━━ TASK INPUT

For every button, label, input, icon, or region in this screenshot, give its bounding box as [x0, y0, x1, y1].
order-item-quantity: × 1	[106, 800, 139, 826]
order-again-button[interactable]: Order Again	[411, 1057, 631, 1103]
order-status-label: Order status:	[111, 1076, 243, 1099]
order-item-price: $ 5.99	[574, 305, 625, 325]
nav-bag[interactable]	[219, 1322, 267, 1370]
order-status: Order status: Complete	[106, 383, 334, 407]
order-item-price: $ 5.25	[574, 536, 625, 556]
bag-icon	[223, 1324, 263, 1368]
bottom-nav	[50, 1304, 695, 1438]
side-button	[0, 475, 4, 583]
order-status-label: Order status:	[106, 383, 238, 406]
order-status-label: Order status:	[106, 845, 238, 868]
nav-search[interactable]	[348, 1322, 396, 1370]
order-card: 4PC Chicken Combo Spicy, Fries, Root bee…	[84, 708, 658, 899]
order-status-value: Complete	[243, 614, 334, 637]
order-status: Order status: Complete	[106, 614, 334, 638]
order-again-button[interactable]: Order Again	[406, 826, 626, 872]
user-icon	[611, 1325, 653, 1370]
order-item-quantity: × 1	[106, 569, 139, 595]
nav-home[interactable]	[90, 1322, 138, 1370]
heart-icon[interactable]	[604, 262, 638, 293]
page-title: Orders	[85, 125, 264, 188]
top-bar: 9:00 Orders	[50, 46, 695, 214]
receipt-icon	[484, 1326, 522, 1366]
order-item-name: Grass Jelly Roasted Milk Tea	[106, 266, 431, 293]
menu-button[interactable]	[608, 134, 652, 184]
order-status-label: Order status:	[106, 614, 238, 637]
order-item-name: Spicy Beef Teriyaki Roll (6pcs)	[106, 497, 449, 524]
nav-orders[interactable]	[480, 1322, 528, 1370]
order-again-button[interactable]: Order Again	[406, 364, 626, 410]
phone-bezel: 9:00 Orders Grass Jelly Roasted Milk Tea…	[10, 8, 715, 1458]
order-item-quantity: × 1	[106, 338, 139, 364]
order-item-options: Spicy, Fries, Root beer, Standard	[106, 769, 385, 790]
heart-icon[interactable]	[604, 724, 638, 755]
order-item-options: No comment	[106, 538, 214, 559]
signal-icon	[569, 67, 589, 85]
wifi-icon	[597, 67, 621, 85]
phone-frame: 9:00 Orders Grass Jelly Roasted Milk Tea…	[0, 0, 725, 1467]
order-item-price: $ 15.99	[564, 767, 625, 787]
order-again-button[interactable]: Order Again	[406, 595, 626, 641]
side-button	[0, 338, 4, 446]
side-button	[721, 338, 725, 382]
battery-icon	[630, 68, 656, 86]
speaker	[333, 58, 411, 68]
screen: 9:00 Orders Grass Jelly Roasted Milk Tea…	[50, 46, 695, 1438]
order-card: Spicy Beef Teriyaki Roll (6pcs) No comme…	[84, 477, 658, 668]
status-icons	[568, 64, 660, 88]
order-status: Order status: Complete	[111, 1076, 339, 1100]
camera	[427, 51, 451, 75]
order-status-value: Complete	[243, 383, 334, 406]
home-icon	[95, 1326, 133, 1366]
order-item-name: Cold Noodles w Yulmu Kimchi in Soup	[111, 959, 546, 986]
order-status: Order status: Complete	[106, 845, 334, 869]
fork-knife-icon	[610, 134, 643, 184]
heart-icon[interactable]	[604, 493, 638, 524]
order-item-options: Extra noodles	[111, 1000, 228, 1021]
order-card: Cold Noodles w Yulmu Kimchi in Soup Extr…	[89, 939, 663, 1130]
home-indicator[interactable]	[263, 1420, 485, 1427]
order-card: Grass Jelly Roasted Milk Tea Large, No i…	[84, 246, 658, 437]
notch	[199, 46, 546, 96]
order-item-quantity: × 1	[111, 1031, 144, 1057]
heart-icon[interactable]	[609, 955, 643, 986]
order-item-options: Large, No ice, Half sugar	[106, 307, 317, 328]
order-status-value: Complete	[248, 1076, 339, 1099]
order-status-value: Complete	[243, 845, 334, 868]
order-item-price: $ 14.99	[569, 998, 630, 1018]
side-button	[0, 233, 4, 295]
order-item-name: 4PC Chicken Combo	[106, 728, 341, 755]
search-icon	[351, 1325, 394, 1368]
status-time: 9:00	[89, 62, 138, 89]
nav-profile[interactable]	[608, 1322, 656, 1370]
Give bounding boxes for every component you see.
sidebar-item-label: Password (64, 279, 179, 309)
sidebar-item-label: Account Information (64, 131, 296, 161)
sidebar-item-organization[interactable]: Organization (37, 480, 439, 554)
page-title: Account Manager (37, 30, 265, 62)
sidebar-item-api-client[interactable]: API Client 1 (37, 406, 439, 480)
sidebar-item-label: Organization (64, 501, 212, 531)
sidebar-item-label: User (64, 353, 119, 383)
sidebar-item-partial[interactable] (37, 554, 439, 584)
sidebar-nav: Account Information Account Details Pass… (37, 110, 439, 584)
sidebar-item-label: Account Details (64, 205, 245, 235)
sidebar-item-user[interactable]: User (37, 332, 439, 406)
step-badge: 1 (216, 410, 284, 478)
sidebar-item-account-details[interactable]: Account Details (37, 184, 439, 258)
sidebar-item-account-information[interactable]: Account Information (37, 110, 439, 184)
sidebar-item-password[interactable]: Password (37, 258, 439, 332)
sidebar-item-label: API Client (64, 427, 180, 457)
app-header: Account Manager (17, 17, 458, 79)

━━━━

> AIM OF THE TASK
Copy every line of the entries above, keeping each one identical to the original.

> TASK SOLUTION
For every button, label, input, icon, or region in this screenshot, give its bounding box as [x0, y0, x1, y1].
order-item-quantity: × 1	[106, 800, 139, 826]
order-again-button[interactable]: Order Again	[411, 1057, 631, 1103]
order-status-label: Order status:	[111, 1076, 243, 1099]
order-item-price: $ 5.99	[574, 305, 625, 325]
nav-bag[interactable]	[219, 1322, 267, 1370]
order-status: Order status: Complete	[106, 383, 334, 407]
order-item-price: $ 5.25	[574, 536, 625, 556]
bag-icon	[223, 1324, 263, 1368]
bottom-nav	[50, 1304, 695, 1438]
side-button	[0, 475, 4, 583]
order-status-label: Order status:	[106, 383, 238, 406]
order-status-label: Order status:	[106, 845, 238, 868]
nav-search[interactable]	[348, 1322, 396, 1370]
order-card: 4PC Chicken Combo Spicy, Fries, Root bee…	[84, 708, 658, 899]
order-status-value: Complete	[243, 614, 334, 637]
order-status: Order status: Complete	[106, 614, 334, 638]
order-again-button[interactable]: Order Again	[406, 826, 626, 872]
user-icon	[611, 1325, 653, 1370]
order-item-quantity: × 1	[106, 569, 139, 595]
nav-home[interactable]	[90, 1322, 138, 1370]
heart-icon[interactable]	[604, 262, 638, 293]
page-title: Orders	[85, 125, 264, 188]
top-bar: 9:00 Orders	[50, 46, 695, 214]
receipt-icon	[484, 1326, 522, 1366]
order-item-name: Grass Jelly Roasted Milk Tea	[106, 266, 431, 293]
menu-button[interactable]	[608, 134, 652, 184]
order-status-label: Order status:	[106, 614, 238, 637]
order-item-name: Spicy Beef Teriyaki Roll (6pcs)	[106, 497, 449, 524]
nav-orders[interactable]	[480, 1322, 528, 1370]
order-again-button[interactable]: Order Again	[406, 364, 626, 410]
phone-bezel: 9:00 Orders Grass Jelly Roasted Milk Tea…	[10, 8, 715, 1458]
order-item-quantity: × 1	[106, 338, 139, 364]
order-item-options: Spicy, Fries, Root beer, Standard	[106, 769, 385, 790]
heart-icon[interactable]	[604, 724, 638, 755]
order-item-options: No comment	[106, 538, 214, 559]
signal-icon	[569, 67, 589, 85]
wifi-icon	[597, 67, 621, 85]
phone-frame: 9:00 Orders Grass Jelly Roasted Milk Tea…	[0, 0, 725, 1467]
order-item-price: $ 15.99	[564, 767, 625, 787]
order-again-button[interactable]: Order Again	[406, 595, 626, 641]
side-button	[0, 338, 4, 446]
side-button	[721, 338, 725, 382]
battery-icon	[630, 68, 656, 86]
speaker	[333, 58, 411, 68]
screen: 9:00 Orders Grass Jelly Roasted Milk Tea…	[50, 46, 695, 1438]
order-card: Spicy Beef Teriyaki Roll (6pcs) No comme…	[84, 477, 658, 668]
status-icons	[568, 64, 660, 88]
order-status: Order status: Complete	[111, 1076, 339, 1100]
camera	[427, 51, 451, 75]
order-status-value: Complete	[243, 383, 334, 406]
home-icon	[95, 1326, 133, 1366]
order-item-name: Cold Noodles w Yulmu Kimchi in Soup	[111, 959, 546, 986]
order-status: Order status: Complete	[106, 845, 334, 869]
fork-knife-icon	[610, 134, 643, 184]
heart-icon[interactable]	[604, 493, 638, 524]
order-item-options: Extra noodles	[111, 1000, 228, 1021]
order-card: Cold Noodles w Yulmu Kimchi in Soup Extr…	[89, 939, 663, 1130]
home-indicator[interactable]	[263, 1420, 485, 1427]
order-card: Grass Jelly Roasted Milk Tea Large, No i…	[84, 246, 658, 437]
notch	[199, 46, 546, 96]
order-item-quantity: × 1	[111, 1031, 144, 1057]
heart-icon[interactable]	[609, 955, 643, 986]
order-item-options: Large, No ice, Half sugar	[106, 307, 317, 328]
order-status-value: Complete	[248, 1076, 339, 1099]
order-status-value: Complete	[243, 845, 334, 868]
order-item-price: $ 14.99	[569, 998, 630, 1018]
side-button	[0, 233, 4, 295]
order-item-name: 4PC Chicken Combo	[106, 728, 341, 755]
search-icon	[351, 1325, 394, 1368]
status-time: 9:00	[89, 62, 138, 89]
nav-profile[interactable]	[608, 1322, 656, 1370]
Give bounding boxes for every component you see.
sidebar-item-label: Password (64, 279, 179, 309)
sidebar-item-label: Account Information (64, 131, 296, 161)
sidebar-item-organization[interactable]: Organization (37, 480, 439, 554)
page-title: Account Manager (37, 30, 265, 62)
sidebar-item-api-client[interactable]: API Client 1 (37, 406, 439, 480)
sidebar-item-label: Organization (64, 501, 212, 531)
sidebar-item-label: User (64, 353, 119, 383)
sidebar-item-partial[interactable] (37, 554, 439, 584)
sidebar-nav: Account Information Account Details Pass… (37, 110, 439, 584)
sidebar-item-label: Account Details (64, 205, 245, 235)
sidebar-item-user[interactable]: User (37, 332, 439, 406)
step-badge: 1 (216, 410, 284, 478)
sidebar-item-account-details[interactable]: Account Details (37, 184, 439, 258)
sidebar-item-account-information[interactable]: Account Information (37, 110, 439, 184)
sidebar-item-password[interactable]: Password (37, 258, 439, 332)
sidebar-item-label: API Client (64, 427, 180, 457)
app-header: Account Manager (17, 17, 458, 79)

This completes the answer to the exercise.